Task instructions> The entire listing is to be repeated verbatim.

--- Records for the exercise ---

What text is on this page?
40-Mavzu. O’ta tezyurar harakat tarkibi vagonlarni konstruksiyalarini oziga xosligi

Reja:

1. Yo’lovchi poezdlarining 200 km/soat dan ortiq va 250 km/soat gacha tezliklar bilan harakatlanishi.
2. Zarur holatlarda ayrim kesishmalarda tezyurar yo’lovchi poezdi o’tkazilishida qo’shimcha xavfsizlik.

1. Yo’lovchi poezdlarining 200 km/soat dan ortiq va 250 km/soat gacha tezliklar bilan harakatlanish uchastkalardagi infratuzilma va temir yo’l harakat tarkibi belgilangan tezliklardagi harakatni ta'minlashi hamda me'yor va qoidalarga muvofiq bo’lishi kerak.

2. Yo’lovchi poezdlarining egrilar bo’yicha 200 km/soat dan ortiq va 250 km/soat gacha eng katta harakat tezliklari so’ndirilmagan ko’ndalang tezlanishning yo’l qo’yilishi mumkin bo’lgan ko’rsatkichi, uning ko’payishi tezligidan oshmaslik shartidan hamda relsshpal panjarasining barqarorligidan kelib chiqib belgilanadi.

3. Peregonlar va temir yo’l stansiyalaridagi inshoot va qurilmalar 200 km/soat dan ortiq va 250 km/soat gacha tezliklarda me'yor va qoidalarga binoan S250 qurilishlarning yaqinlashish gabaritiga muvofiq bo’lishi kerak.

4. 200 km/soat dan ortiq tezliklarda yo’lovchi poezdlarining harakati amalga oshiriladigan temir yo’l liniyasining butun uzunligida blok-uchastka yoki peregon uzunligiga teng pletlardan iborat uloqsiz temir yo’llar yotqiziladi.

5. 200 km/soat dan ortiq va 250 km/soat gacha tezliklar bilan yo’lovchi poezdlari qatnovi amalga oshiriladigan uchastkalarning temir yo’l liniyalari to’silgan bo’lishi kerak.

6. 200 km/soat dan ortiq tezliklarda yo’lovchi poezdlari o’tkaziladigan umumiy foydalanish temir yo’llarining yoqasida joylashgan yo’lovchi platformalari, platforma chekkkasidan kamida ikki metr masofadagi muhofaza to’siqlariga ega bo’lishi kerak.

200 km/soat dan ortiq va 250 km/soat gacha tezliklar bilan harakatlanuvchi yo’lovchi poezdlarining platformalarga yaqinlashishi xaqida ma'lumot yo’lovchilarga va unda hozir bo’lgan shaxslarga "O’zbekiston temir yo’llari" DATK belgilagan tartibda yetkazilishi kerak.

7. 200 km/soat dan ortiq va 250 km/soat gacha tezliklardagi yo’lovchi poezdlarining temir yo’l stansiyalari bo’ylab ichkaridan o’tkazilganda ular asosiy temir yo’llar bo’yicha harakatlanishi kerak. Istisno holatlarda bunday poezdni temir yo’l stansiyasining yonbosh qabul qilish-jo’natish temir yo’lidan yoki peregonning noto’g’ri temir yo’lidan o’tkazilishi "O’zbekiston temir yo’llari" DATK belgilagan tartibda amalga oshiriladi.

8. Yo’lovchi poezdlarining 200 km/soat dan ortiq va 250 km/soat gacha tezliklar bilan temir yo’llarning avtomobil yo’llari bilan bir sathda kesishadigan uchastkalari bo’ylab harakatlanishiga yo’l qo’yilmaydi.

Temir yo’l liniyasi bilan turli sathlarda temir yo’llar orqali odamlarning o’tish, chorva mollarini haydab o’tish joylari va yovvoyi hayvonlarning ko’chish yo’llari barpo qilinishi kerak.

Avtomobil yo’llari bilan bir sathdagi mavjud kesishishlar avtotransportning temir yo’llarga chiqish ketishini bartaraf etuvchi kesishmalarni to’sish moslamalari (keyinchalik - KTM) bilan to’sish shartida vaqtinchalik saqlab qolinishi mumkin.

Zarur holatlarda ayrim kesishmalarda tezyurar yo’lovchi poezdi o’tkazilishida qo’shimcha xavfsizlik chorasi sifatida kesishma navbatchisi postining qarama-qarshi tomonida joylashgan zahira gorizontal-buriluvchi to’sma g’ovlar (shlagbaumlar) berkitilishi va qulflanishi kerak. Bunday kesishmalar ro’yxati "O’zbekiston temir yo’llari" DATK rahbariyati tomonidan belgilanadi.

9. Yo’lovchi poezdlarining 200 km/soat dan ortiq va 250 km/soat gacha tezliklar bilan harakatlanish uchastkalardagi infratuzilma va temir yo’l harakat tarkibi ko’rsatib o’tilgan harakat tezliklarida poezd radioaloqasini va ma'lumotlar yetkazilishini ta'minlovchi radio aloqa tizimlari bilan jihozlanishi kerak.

---

Written solution>
What text is on this page?
40-Mavzu. O’ta tezyurar harakat tarkibi vagonlarni konstruksiyalarini oziga xosligi

Reja:

1. Yo’lovchi poezdlarining 200 km/soat dan ortiq va 250 km/soat gacha tezliklar bilan harakatlanishi.
2. Zarur holatlarda ayrim kesishmalarda tezyurar yo’lovchi poezdi o’tkazilishida qo’shimcha xavfsizlik.

1. Yo’lovchi poezdlarining 200 km/soat dan ortiq va 250 km/soat gacha tezliklar bilan harakatlanish uchastkalardagi infratuzilma va temir yo’l harakat tarkibi belgilangan tezliklardagi harakatni ta'minlashi hamda me'yor va qoidalarga muvofiq bo’lishi kerak.

2. Yo’lovchi poezdlarining egrilar bo’yicha 200 km/soat dan ortiq va 250 km/soat gacha eng katta harakat tezliklari so’ndirilmagan ko’ndalang tezlanishning yo’l qo’yilishi mumkin bo’lgan ko’rsatkichi, uning ko’payishi tezligidan oshmaslik shartidan hamda relsshpal panjarasining barqarorligidan kelib chiqib belgilanadi.

3. Peregonlar va temir yo’l stansiyalaridagi inshoot va qurilmalar 200 km/soat dan ortiq va 250 km/soat gacha tezliklarda me'yor va qoidalarga binoan S250 qurilishlarning yaqinlashish gabaritiga muvofiq bo’lishi kerak.

4. 200 km/soat dan ortiq tezliklarda yo’lovchi poezdlarining harakati amalga oshiriladigan temir yo’l liniyasining butun uzunligida blok-uchastka yoki peregon uzunligiga teng pletlardan iborat uloqsiz temir yo’llar yotqiziladi.

5. 200 km/soat dan ortiq va 250 km/soat gacha tezliklar bilan yo’lovchi poezdlari qatnovi amalga oshiriladigan uchastkalarning temir yo’l liniyalari to’silgan bo’lishi kerak.

6. 200 km/soat dan ortiq tezliklarda yo’lovchi poezdlari o’tkaziladigan umumiy foydalanish temir yo’llarining yoqasida joylashgan yo’lovchi platformalari, platforma chekkkasidan kamida ikki metr masofadagi muhofaza to’siqlariga ega bo’lishi kerak.

200 km/soat dan ortiq va 250 km/soat gacha tezliklar bilan harakatlanuvchi yo’lovchi poezdlarining platformalarga yaqinlashishi xaqida ma'lumot yo’lovchilarga va unda hozir bo’lgan shaxslarga "O’zbekiston temir yo’llari" DATK belgilagan tartibda yetkazilishi kerak.

7. 200 km/soat dan ortiq va 250 km/soat gacha tezliklardagi yo’lovchi poezdlarining temir yo’l stansiyalari bo’ylab ichkaridan o’tkazilganda ular asosiy temir yo’llar bo’yicha harakatlanishi kerak. Istisno holatlarda bunday poezdni temir yo’l stansiyasining yonbosh qabul qilish-jo’natish temir yo’lidan yoki peregonning noto’g’ri temir yo’lidan o’tkazilishi "O’zbekiston temir yo’llari" DATK belgilagan tartibda amalga oshiriladi.

8. Yo’lovchi poezdlarining 200 km/soat dan ortiq va 250 km/soat gacha tezliklar bilan temir yo’llarning avtomobil yo’llari bilan bir sathda kesishadigan uchastkalari bo’ylab harakatlanishiga yo’l qo’yilmaydi.

Temir yo’l liniyasi bilan turli sathlarda temir yo’llar orqali odamlarning o’tish, chorva mollarini haydab o’tish joylari va yovvoyi hayvonlarning ko’chish yo’llari barpo qilinishi kerak.

Avtomobil yo’llari bilan bir sathdagi mavjud kesishishlar avtotransportning temir yo’llarga chiqish ketishini bartaraf etuvchi kesishmalarni to’sish moslamalari (keyinchalik - KTM) bilan to’sish shartida vaqtinchalik saqlab qolinishi mumkin.

Zarur holatlarda ayrim kesishmalarda tezyurar yo’lovchi poezdi o’tkazilishida qo’shimcha xavfsizlik chorasi sifatida kesishma navbatchisi postining qarama-qarshi tomonida joylashgan zahira gorizontal-buriluvchi to’sma g’ovlar (shlagbaumlar) berkitilishi va qulflanishi kerak. Bunday kesishmalar ro’yxati "O’zbekiston temir yo’llari" DATK rahbariyati tomonidan belgilanadi.

9. Yo’lovchi poezdlarining 200 km/soat dan ortiq va 250 km/soat gacha tezliklar bilan harakatlanish uchastkalardagi infratuzilma va temir yo’l harakat tarkibi ko’rsatib o’tilgan harakat tezliklarida poezd radioaloqasini va ma'lumotlar yetkazilishini ta'minlovchi radio aloqa tizimlari bilan jihozlanishi kerak.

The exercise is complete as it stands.